> [Brief]:
Filter the lines below, copying only those with the string "écriture".

> [Given information]:
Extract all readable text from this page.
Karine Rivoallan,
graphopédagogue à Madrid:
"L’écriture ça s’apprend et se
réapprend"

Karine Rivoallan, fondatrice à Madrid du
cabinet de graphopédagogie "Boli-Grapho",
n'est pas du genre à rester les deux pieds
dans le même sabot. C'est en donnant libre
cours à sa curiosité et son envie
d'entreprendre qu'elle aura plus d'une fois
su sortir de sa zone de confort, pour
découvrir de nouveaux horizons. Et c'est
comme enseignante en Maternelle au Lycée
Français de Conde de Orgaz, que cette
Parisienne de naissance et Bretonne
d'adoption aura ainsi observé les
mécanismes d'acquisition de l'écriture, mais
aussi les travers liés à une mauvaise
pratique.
---
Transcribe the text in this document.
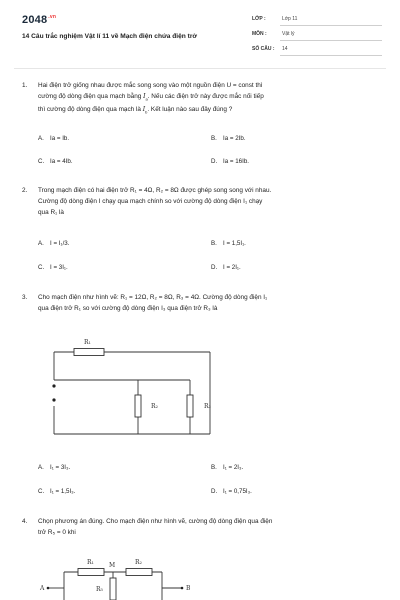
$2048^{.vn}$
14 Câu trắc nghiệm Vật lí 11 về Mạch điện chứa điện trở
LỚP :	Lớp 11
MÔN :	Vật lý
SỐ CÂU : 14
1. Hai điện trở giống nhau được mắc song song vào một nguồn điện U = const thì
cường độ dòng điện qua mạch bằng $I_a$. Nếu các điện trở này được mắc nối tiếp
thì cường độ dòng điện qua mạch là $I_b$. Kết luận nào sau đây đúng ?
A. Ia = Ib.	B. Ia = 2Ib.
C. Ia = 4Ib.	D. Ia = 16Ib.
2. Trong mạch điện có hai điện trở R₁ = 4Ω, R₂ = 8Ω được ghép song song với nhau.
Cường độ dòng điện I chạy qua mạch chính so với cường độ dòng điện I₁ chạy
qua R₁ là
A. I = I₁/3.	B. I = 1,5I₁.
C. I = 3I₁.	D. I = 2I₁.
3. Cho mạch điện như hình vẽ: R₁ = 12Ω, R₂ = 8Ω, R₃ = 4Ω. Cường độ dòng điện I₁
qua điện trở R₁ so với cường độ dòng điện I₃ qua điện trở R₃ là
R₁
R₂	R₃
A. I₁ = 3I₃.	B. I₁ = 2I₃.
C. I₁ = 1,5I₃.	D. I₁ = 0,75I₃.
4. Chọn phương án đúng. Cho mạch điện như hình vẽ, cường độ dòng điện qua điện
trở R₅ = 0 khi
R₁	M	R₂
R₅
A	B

> [Finished answer]:
"L’écriture ça s’apprend et se
mécanismes d'acquisition de l'écriture, mais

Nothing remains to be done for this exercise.